- _Task to complete_: Work out how many lines in the entries contain the string "kisah", and give nothing but that number.

- _Items_:
** begin **
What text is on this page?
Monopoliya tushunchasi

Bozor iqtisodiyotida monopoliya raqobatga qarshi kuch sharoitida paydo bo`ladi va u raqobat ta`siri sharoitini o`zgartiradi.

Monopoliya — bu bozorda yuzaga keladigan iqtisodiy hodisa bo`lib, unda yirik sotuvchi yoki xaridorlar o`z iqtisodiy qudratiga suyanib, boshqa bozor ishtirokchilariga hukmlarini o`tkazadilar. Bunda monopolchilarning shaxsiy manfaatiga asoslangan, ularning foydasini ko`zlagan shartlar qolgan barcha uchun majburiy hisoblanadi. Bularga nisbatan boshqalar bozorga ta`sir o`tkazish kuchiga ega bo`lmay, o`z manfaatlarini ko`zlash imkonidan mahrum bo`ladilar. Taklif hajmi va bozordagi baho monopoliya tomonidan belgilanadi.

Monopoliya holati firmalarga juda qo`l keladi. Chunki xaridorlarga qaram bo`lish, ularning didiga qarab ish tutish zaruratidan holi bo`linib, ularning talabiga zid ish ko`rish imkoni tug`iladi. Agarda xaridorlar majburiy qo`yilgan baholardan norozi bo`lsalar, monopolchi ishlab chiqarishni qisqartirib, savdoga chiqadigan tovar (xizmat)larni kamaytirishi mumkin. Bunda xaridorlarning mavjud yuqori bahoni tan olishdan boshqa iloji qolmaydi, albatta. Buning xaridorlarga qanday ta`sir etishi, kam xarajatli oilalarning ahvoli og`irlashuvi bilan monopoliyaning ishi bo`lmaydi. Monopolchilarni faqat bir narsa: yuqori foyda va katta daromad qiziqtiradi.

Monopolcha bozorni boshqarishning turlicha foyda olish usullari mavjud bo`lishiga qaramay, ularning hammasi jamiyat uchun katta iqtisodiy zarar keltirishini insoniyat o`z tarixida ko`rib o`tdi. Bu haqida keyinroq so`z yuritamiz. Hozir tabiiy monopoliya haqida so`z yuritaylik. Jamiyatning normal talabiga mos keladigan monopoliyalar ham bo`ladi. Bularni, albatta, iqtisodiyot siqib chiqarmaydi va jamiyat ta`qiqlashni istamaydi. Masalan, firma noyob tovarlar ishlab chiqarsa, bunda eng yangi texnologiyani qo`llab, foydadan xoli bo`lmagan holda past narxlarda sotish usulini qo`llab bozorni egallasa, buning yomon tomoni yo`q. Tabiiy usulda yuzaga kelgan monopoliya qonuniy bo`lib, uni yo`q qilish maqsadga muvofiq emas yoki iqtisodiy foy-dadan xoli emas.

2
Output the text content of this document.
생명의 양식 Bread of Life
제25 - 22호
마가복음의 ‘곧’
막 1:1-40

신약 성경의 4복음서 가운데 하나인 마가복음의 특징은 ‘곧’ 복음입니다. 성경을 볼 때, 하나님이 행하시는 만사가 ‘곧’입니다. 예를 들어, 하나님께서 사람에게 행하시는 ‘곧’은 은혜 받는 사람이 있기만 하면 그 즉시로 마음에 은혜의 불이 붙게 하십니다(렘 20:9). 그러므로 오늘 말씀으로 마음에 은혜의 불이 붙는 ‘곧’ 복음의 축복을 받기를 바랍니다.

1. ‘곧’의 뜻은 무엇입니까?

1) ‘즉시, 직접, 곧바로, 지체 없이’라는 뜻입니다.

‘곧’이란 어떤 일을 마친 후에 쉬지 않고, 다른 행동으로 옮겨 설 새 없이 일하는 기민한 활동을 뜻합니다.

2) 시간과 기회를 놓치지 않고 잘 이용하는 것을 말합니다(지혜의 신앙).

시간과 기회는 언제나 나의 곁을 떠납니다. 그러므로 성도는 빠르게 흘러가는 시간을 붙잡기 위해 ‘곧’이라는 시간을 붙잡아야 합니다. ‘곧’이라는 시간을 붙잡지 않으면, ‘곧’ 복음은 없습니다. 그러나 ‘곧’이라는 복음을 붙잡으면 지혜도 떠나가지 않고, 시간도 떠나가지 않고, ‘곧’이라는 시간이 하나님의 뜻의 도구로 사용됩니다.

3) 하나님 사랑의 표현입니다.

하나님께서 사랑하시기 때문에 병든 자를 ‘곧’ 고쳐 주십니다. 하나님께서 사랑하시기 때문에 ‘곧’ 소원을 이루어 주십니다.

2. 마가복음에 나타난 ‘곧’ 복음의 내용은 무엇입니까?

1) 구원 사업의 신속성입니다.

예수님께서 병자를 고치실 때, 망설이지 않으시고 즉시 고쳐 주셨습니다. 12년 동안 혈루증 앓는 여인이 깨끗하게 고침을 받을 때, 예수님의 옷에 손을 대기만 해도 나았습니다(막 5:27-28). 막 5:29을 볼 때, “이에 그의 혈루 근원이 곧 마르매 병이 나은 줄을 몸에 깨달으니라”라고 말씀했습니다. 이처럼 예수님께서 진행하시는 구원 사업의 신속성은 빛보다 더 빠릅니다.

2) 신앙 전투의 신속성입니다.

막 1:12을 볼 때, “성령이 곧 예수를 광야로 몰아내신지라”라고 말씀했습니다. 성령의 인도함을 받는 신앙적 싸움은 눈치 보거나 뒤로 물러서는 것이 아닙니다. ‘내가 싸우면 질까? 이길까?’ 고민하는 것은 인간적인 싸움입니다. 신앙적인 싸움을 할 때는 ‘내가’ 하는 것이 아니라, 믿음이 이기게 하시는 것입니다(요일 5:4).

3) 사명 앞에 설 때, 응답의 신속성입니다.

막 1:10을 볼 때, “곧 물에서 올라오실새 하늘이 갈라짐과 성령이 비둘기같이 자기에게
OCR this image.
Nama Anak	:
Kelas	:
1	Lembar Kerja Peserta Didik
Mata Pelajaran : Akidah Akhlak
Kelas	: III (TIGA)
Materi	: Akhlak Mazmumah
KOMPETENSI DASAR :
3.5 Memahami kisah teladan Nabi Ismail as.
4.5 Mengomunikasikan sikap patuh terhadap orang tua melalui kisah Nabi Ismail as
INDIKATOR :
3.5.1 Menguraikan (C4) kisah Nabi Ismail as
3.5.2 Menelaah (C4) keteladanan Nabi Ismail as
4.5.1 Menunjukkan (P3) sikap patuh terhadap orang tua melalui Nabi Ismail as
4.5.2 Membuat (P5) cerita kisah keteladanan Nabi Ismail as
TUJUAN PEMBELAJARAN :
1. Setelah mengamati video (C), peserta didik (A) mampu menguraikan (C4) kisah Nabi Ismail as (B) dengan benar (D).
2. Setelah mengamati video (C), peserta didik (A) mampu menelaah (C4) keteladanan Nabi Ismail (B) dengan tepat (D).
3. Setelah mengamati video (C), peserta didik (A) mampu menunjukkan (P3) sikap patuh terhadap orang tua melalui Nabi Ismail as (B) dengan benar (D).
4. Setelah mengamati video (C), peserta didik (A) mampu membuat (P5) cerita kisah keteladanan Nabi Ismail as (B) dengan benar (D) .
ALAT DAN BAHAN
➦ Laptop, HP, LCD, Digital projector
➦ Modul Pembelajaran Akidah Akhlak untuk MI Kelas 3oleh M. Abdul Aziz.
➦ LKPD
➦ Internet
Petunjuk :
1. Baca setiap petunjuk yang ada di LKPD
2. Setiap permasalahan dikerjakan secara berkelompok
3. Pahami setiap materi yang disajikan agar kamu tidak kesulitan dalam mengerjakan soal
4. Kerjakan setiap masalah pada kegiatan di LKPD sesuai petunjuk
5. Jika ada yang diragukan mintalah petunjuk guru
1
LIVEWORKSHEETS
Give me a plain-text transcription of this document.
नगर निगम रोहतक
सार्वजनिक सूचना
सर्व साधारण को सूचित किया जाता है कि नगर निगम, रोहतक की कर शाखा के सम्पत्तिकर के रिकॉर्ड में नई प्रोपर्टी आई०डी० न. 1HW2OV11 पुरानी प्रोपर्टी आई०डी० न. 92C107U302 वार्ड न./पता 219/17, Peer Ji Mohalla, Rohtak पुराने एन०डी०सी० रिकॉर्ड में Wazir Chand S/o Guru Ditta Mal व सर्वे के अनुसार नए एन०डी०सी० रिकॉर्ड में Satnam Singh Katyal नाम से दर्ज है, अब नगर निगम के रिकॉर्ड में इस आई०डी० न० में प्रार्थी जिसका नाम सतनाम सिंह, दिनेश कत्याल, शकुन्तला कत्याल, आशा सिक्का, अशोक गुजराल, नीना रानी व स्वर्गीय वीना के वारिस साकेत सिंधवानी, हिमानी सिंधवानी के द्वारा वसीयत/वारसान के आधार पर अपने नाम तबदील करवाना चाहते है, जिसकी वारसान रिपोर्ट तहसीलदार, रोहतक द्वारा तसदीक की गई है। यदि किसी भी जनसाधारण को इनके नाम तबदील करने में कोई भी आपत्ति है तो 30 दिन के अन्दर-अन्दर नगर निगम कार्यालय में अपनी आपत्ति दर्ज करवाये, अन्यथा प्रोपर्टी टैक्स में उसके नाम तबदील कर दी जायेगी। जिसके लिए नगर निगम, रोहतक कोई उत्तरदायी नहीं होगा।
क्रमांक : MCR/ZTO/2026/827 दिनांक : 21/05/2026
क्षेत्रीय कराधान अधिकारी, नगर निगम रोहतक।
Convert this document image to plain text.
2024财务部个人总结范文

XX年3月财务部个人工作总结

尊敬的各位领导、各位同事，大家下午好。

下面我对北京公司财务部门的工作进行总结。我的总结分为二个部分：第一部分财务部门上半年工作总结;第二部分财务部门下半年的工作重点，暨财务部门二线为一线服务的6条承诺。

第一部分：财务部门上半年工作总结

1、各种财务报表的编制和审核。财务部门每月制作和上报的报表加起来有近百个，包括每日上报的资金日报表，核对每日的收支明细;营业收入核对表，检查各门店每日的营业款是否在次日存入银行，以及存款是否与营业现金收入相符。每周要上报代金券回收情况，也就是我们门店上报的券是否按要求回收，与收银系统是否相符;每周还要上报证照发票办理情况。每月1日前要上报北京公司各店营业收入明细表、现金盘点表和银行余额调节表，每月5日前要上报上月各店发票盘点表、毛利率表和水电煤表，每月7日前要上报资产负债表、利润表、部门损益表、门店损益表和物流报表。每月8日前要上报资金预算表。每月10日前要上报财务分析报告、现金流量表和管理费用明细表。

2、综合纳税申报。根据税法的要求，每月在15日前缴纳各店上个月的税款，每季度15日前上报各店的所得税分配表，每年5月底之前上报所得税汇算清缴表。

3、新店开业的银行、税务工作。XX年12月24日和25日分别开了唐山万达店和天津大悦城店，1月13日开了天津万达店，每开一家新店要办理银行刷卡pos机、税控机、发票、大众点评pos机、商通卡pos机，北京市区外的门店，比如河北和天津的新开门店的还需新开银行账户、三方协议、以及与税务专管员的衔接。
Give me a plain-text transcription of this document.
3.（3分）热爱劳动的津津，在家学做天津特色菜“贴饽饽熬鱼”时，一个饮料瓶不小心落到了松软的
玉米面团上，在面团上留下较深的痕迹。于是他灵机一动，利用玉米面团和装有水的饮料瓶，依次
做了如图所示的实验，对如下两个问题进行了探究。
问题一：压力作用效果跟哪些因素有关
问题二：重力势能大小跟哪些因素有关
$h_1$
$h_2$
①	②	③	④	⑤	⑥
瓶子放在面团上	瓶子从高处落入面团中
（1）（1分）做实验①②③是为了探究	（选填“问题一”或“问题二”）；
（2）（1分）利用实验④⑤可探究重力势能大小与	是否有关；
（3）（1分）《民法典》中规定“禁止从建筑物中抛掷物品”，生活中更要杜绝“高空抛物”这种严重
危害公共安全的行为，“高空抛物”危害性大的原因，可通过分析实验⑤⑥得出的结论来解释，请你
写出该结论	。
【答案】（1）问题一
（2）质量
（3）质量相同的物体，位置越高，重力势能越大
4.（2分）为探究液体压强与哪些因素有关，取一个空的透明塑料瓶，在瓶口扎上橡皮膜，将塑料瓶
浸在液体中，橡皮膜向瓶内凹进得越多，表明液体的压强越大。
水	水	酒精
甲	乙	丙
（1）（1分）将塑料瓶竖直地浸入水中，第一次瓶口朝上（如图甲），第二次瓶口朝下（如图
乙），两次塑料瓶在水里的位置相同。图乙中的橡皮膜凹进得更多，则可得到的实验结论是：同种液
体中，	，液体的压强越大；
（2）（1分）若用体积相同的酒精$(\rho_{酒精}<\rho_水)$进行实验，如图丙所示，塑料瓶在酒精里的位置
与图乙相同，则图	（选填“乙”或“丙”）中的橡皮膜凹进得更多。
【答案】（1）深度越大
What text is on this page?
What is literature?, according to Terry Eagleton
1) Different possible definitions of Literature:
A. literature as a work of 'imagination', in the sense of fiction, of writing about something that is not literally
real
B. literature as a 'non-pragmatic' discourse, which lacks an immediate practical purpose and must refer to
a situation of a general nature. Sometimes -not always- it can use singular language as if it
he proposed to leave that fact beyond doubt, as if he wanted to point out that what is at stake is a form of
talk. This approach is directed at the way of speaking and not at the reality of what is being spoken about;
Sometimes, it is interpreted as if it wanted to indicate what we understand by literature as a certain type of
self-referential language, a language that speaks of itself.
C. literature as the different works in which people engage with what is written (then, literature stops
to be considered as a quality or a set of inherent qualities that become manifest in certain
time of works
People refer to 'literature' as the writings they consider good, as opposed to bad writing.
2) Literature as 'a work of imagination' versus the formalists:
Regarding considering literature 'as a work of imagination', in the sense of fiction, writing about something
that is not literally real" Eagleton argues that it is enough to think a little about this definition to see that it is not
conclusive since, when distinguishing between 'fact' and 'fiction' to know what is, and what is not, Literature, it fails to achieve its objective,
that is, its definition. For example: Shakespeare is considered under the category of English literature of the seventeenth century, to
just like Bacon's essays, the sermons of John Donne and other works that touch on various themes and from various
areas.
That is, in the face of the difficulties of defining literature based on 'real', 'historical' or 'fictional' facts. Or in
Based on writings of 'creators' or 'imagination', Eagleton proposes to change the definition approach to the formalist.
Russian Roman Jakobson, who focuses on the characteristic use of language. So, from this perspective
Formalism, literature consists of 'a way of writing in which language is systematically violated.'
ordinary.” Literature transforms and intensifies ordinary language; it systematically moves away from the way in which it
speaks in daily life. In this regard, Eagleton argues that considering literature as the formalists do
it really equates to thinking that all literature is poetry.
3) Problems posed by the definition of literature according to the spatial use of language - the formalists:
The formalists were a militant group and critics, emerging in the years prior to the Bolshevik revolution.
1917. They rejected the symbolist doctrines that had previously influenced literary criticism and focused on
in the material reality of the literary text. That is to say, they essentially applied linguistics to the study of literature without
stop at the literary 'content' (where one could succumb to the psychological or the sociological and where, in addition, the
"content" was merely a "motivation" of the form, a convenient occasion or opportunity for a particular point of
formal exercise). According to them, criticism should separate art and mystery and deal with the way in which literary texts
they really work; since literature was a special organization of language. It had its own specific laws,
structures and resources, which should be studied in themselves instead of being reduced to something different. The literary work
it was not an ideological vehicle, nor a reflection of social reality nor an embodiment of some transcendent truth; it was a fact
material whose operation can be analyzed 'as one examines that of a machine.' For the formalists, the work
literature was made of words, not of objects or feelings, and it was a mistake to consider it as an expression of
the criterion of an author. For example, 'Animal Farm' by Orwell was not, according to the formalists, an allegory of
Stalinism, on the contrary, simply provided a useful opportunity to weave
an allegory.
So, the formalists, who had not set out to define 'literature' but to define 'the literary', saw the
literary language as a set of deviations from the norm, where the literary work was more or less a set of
** end **
- _Answer in full_: 6